[Recorded data]
--- start ---

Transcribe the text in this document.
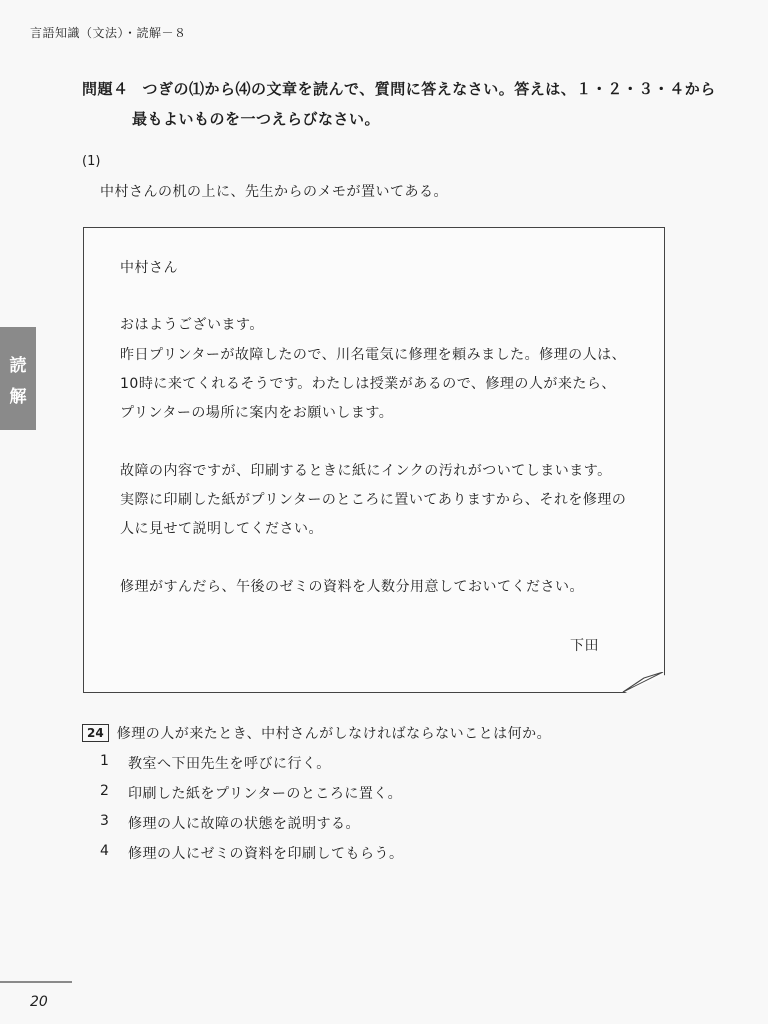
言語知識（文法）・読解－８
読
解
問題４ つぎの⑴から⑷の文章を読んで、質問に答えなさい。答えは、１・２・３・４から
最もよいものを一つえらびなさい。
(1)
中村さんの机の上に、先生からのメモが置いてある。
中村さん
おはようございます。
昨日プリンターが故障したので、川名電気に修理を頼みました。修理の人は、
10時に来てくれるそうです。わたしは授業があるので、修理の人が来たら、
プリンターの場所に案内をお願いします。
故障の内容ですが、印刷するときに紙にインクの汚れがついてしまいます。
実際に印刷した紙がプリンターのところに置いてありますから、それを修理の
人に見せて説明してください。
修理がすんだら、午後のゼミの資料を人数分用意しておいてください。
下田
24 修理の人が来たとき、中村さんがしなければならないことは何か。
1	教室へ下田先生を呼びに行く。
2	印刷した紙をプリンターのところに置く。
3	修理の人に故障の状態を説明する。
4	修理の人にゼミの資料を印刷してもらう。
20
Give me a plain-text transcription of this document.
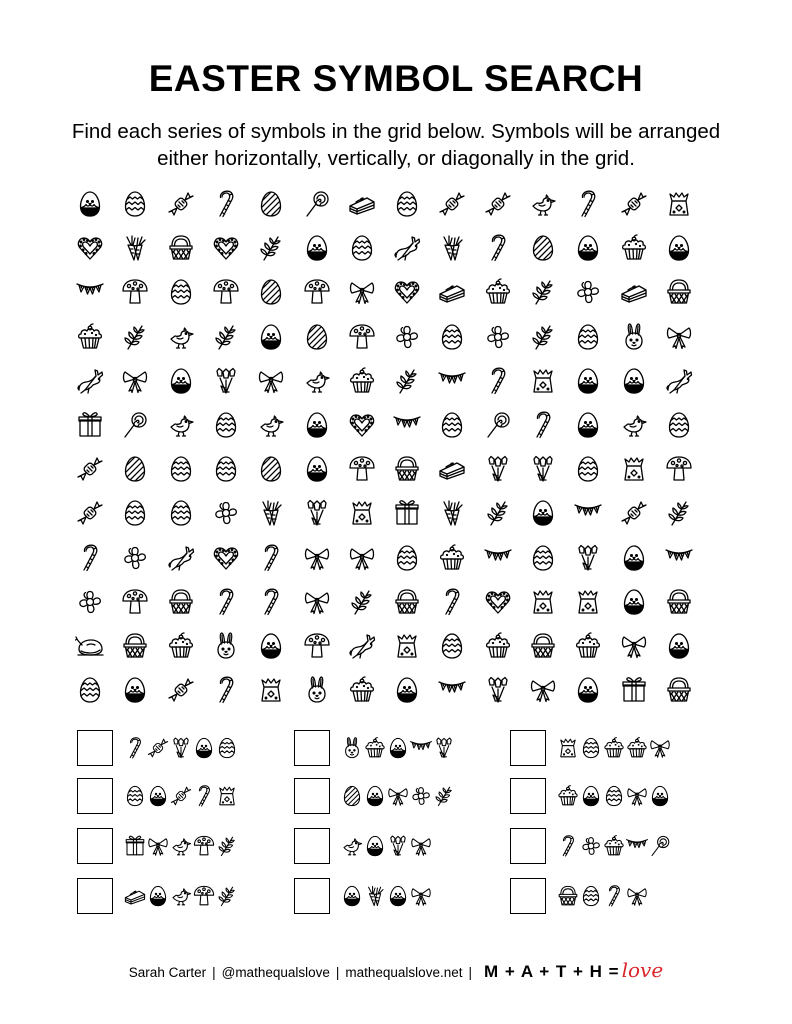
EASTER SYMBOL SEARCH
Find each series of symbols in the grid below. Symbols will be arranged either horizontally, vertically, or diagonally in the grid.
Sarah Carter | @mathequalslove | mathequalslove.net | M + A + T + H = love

--- end ---

* Exercise details: Retype, word for word, the lines from the one with "Give me a plain-text" through the last line of the entries above, and only those lines. Leave pictures out.

* Reply to the exercise:
Give me a plain-text transcription of this document.
EASTER SYMBOL SEARCH
Find each series of symbols in the grid below. Symbols will be arranged either horizontally, vertically, or diagonally in the grid.
Sarah Carter | @mathequalslove | mathequalslove.net | M + A + T + H = love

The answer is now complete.